Will you quote all of the entries, word for word?

--- INPUT RECORDS ---

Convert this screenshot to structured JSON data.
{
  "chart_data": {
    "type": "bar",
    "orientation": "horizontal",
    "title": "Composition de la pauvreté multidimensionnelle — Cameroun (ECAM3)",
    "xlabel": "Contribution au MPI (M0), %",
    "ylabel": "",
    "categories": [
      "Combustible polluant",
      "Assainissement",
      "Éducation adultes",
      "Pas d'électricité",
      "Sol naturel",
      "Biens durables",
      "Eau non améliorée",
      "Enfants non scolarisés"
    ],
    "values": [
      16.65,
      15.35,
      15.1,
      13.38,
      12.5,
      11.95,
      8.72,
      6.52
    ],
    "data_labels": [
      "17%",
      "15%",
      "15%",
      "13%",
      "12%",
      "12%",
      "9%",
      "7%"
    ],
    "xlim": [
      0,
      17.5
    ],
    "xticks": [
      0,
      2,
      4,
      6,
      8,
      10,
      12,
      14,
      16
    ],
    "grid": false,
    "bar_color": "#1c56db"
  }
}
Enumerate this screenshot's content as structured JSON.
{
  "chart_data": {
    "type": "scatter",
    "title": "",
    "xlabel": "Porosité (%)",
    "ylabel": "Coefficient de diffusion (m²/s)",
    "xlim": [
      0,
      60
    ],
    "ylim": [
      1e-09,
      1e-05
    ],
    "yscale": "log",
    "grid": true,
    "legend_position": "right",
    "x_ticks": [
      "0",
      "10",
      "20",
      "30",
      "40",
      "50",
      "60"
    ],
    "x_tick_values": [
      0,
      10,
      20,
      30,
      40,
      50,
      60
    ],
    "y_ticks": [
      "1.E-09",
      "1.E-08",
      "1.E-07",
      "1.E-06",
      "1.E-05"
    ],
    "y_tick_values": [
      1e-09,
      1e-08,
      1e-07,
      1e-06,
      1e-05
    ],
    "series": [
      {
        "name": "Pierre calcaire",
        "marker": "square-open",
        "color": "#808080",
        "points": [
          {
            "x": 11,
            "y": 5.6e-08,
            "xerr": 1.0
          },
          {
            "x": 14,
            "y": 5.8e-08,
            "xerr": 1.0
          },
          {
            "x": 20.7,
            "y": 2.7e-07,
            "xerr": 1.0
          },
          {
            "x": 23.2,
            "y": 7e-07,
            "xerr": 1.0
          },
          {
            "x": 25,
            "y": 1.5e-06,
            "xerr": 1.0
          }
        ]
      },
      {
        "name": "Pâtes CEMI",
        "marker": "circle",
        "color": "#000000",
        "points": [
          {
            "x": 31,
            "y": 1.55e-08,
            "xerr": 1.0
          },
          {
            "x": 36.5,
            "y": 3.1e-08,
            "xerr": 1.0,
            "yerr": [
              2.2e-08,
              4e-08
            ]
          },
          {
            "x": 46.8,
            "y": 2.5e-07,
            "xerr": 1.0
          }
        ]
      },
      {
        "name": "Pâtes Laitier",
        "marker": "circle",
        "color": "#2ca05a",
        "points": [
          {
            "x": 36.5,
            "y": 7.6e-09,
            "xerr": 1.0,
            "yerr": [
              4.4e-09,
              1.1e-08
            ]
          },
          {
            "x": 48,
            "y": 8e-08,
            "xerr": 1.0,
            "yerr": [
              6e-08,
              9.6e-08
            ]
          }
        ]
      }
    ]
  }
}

---

### REPLY
Convert this screenshot to structured JSON data.
{
  "chart_data": {
    "type": "bar",
    "orientation": "horizontal",
    "title": "Composition de la pauvreté multidimensionnelle — Cameroun (ECAM3)",
    "xlabel": "Contribution au MPI (M0), %",
    "ylabel": "",
    "categories": [
      "Combustible polluant",
      "Assainissement",
      "Éducation adultes",
      "Pas d'électricité",
      "Sol naturel",
      "Biens durables",
      "Eau non améliorée",
      "Enfants non scolarisés"
    ],
    "values": [
      16.65,
      15.35,
      15.1,
      13.38,
      12.5,
      11.95,
      8.72,
      6.52
    ],
    "data_labels": [
      "17%",
      "15%",
      "15%",
      "13%",
      "12%",
      "12%",
      "9%",
      "7%"
    ],
    "xlim": [
      0,
      17.5
    ],
    "xticks": [
      0,
      2,
      4,
      6,
      8,
      10,
      12,
      14,
      16
    ],
    "grid": false,
    "bar_color": "#1c56db"
  }
}
Enumerate this screenshot's content as structured JSON.
{
  "chart_data": {
    "type": "scatter",
    "title": "",
    "xlabel": "Porosité (%)",
    "ylabel": "Coefficient de diffusion (m²/s)",
    "xlim": [
      0,
      60
    ],
    "ylim": [
      1e-09,
      1e-05
    ],
    "yscale": "log",
    "grid": true,
    "legend_position": "right",
    "x_ticks": [
      "0",
      "10",
      "20",
      "30",
      "40",
      "50",
      "60"
    ],
    "x_tick_values": [
      0,
      10,
      20,
      30,
      40,
      50,
      60
    ],
    "y_ticks": [
      "1.E-09",
      "1.E-08",
      "1.E-07",
      "1.E-06",
      "1.E-05"
    ],
    "y_tick_values": [
      1e-09,
      1e-08,
      1e-07,
      1e-06,
      1e-05
    ],
    "series": [
      {
        "name": "Pierre calcaire",
        "marker": "square-open",
        "color": "#808080",
        "points": [
          {
            "x": 11,
            "y": 5.6e-08,
            "xerr": 1.0
          },
          {
            "x": 14,
            "y": 5.8e-08,
            "xerr": 1.0
          },
          {
            "x": 20.7,
            "y": 2.7e-07,
            "xerr": 1.0
          },
          {
            "x": 23.2,
            "y": 7e-07,
            "xerr": 1.0
          },
          {
            "x": 25,
            "y": 1.5e-06,
            "xerr": 1.0
          }
        ]
      },
      {
        "name": "Pâtes CEMI",
        "marker": "circle",
        "color": "#000000",
        "points": [
          {
            "x": 31,
            "y": 1.55e-08,
            "xerr": 1.0
          },
          {
            "x": 36.5,
            "y": 3.1e-08,
            "xerr": 1.0,
            "yerr": [
              2.2e-08,
              4e-08
            ]
          },
          {
            "x": 46.8,
            "y": 2.5e-07,
            "xerr": 1.0
          }
        ]
      },
      {
        "name": "Pâtes Laitier",
        "marker": "circle",
        "color": "#2ca05a",
        "points": [
          {
            "x": 36.5,
            "y": 7.6e-09,
            "xerr": 1.0,
            "yerr": [
              4.4e-09,
              1.1e-08
            ]
          },
          {
            "x": 48,
            "y": 8e-08,
            "xerr": 1.0,
            "yerr": [
              6e-08,
              9.6e-08
            ]
          }
        ]
      }
    ]
  }
}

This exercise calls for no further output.